[Data to use]
****************
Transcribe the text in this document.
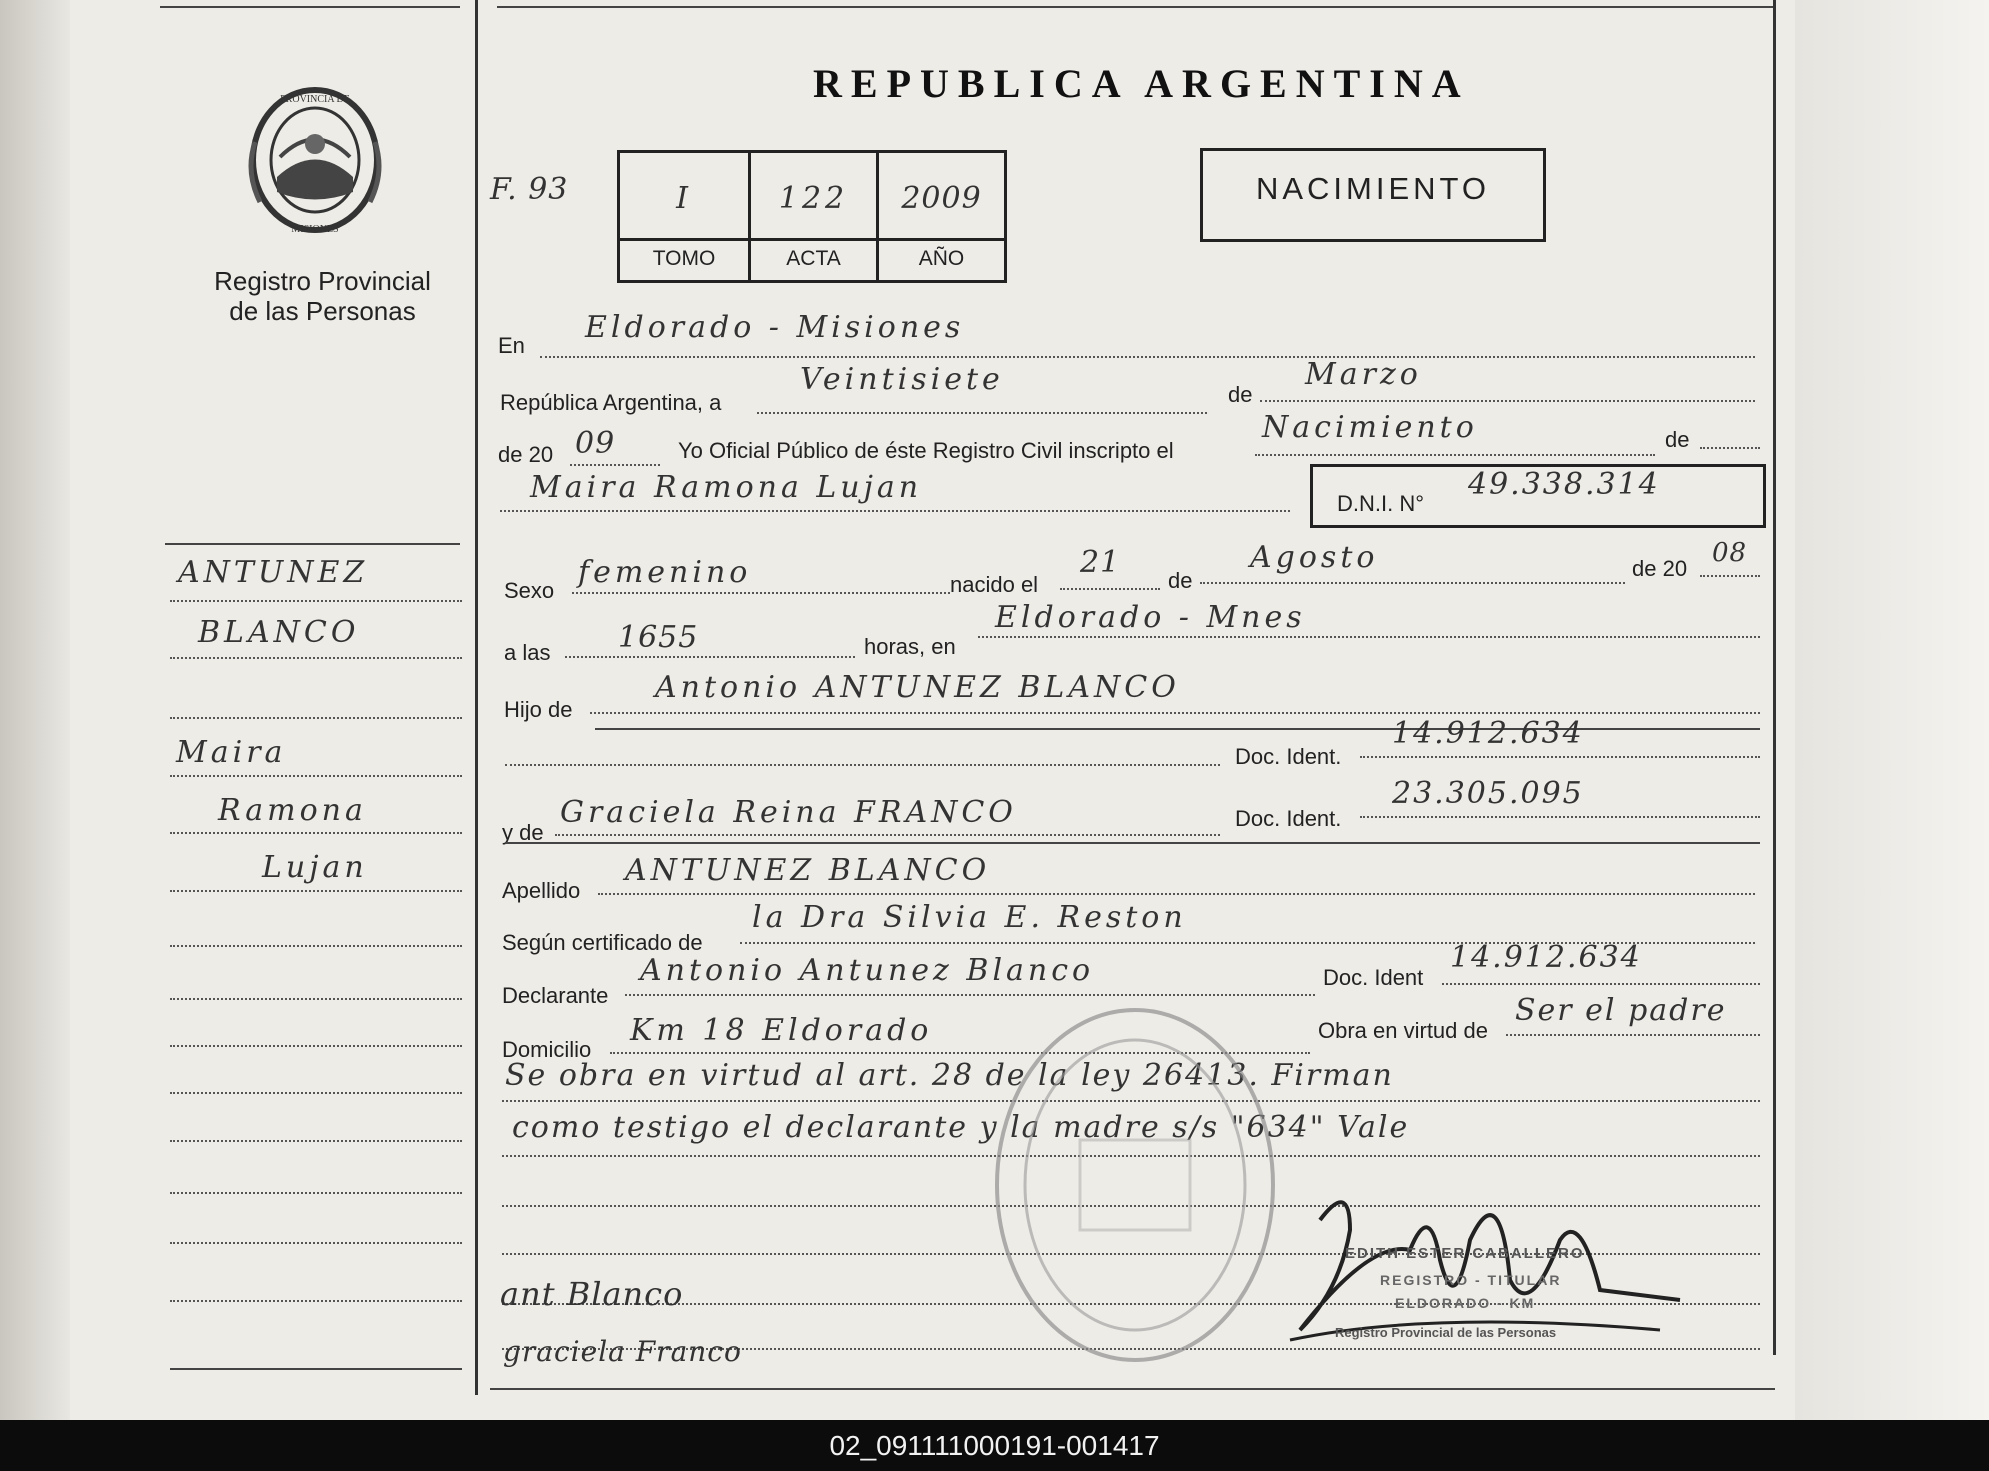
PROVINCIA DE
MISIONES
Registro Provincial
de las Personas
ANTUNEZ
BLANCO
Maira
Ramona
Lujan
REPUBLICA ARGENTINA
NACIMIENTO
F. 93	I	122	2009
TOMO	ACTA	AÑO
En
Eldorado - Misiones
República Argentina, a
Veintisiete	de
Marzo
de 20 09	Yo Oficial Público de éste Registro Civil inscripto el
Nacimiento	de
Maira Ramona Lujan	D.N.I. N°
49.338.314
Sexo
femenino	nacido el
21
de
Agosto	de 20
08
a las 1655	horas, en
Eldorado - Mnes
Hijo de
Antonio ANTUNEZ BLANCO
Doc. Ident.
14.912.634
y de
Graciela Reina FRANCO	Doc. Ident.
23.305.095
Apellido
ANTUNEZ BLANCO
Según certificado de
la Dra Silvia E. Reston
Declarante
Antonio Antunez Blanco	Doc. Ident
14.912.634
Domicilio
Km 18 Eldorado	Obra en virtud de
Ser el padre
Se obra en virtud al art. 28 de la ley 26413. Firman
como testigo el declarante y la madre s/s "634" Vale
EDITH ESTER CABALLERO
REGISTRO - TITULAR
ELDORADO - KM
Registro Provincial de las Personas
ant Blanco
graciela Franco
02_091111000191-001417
****************
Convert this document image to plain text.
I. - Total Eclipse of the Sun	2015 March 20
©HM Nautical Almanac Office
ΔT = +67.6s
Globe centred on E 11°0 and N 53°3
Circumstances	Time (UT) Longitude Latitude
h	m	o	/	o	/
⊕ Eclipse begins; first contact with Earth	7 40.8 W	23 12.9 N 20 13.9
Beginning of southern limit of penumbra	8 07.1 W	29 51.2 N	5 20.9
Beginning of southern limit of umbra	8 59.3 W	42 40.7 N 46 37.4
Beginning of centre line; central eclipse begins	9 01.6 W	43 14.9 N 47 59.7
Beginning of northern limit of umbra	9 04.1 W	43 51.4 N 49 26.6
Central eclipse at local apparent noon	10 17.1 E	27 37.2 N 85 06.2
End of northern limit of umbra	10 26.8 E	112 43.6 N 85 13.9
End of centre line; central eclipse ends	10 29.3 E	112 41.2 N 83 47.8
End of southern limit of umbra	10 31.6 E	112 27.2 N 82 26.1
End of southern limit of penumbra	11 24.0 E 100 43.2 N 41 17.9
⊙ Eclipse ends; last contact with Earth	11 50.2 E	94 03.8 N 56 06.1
****************
[Request] Where a line holds "Antonio", copy that line.

[The reply]
Antonio ANTUNEZ BLANCO
Antonio Antunez Blanco	Doc. Ident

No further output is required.